* WHAT YOU SHOULD DO: Give exactly the lines from the one with "Give me a plain-text" through the final line of the listing below, both included, leaving out any pictures.

(Data records)

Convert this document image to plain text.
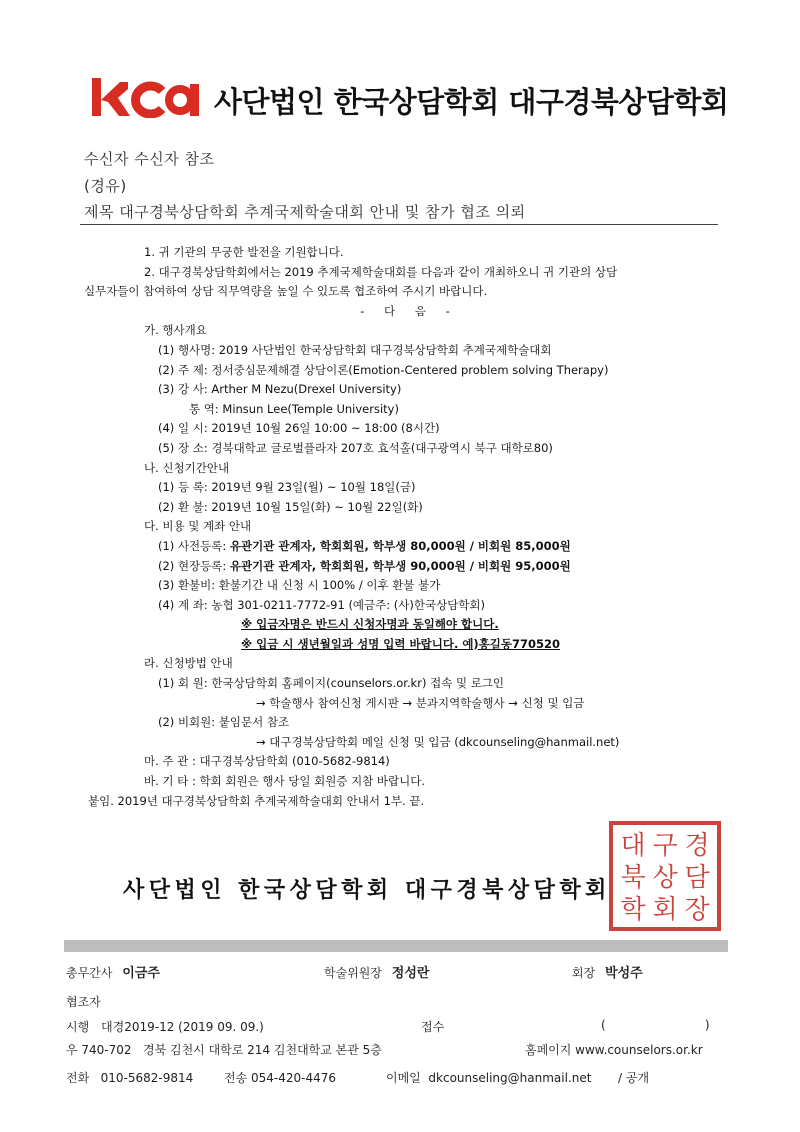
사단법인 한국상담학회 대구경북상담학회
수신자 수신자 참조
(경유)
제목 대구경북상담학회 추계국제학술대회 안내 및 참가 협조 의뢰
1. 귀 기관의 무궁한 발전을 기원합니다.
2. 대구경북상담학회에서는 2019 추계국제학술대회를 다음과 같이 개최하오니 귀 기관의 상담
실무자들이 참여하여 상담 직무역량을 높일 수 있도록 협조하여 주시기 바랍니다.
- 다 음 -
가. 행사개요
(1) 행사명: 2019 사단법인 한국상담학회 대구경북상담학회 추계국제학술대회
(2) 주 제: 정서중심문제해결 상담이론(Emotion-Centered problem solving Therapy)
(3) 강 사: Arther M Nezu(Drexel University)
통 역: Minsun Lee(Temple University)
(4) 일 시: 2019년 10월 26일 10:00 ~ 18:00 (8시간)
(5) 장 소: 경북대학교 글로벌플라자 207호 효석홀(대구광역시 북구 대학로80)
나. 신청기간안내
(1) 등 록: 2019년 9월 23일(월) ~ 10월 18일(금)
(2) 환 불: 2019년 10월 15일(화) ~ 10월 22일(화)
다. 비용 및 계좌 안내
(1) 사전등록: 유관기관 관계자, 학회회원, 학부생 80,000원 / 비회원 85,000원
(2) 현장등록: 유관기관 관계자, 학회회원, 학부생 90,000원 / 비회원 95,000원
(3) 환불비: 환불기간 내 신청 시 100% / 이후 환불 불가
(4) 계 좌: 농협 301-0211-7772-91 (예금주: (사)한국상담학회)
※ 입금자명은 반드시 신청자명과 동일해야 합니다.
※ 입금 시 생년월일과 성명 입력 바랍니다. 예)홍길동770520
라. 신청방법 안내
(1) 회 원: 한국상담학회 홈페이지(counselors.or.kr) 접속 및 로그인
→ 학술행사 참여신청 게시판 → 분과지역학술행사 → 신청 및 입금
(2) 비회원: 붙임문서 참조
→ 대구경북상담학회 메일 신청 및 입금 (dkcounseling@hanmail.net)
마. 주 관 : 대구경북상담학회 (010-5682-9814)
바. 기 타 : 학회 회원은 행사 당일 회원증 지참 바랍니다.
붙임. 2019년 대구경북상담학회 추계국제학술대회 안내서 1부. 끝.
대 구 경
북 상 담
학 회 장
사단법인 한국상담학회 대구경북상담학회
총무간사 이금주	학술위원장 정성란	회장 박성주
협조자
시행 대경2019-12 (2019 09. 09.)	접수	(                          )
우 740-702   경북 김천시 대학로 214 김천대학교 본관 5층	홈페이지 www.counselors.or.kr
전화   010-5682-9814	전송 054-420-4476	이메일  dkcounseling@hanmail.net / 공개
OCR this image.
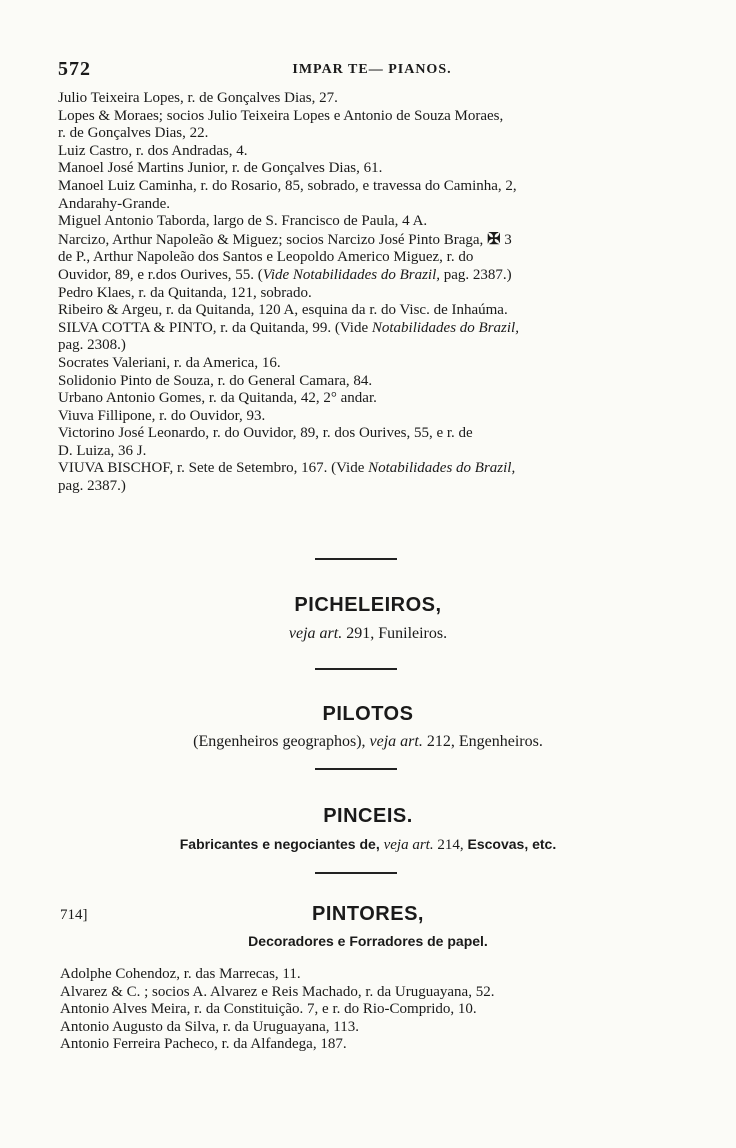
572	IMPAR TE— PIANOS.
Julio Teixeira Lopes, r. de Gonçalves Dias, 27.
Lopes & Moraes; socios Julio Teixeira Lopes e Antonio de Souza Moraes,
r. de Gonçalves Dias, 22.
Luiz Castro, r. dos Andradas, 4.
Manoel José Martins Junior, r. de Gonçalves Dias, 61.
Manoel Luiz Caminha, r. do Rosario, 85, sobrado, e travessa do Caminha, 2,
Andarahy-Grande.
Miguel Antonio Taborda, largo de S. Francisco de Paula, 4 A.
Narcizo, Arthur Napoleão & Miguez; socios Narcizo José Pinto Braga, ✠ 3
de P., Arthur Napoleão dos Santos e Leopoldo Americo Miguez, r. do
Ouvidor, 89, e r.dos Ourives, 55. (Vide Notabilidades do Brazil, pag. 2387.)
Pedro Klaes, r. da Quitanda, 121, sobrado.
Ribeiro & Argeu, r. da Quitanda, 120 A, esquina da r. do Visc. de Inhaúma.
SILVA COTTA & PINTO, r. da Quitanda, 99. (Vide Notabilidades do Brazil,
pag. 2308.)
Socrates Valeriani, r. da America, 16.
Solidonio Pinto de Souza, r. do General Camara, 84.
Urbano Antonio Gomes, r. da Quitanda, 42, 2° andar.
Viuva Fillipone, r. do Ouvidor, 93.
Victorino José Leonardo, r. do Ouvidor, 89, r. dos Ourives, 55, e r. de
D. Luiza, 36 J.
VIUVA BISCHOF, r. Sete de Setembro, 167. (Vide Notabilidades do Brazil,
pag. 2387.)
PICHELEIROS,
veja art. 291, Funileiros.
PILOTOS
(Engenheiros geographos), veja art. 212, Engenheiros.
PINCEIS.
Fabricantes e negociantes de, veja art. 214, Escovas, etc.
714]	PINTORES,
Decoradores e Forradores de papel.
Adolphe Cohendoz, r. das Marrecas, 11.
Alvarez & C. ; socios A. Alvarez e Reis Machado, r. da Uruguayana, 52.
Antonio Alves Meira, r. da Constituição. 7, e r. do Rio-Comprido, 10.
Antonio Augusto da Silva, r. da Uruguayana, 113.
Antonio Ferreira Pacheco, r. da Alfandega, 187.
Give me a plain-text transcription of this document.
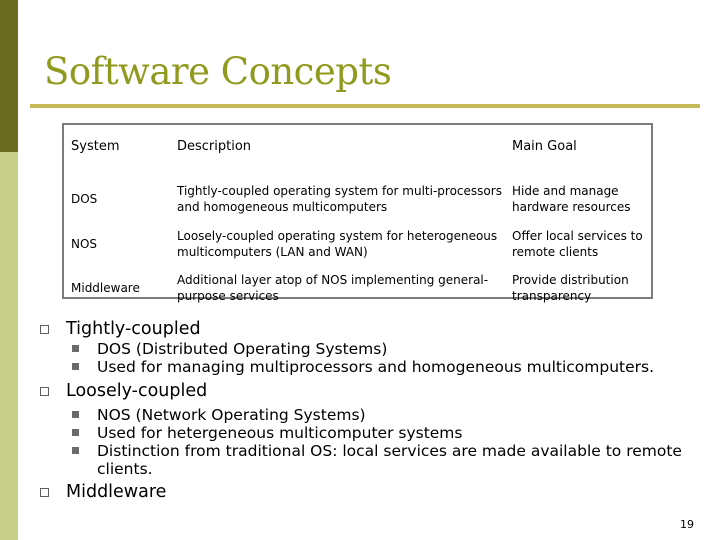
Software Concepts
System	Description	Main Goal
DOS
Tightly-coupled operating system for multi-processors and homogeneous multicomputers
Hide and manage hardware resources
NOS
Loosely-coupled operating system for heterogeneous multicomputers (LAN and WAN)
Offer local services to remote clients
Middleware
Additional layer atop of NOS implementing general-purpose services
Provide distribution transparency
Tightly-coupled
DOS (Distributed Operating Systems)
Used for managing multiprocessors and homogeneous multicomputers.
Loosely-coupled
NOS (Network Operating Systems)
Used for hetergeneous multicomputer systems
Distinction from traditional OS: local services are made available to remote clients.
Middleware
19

* SOLUTION BELOW:
Give me a plain-text transcription of this document.
Software Concepts
System	Description	Main Goal
DOS
Tightly-coupled operating system for multi-processors and homogeneous multicomputers
Hide and manage hardware resources
NOS
Loosely-coupled operating system for heterogeneous multicomputers (LAN and WAN)
Offer local services to remote clients
Middleware
Additional layer atop of NOS implementing general-purpose services
Provide distribution transparency
Tightly-coupled
DOS (Distributed Operating Systems)
Used for managing multiprocessors and homogeneous multicomputers.
Loosely-coupled
NOS (Network Operating Systems)
Used for hetergeneous multicomputer systems
Distinction from traditional OS: local services are made available to remote clients.
Middleware
19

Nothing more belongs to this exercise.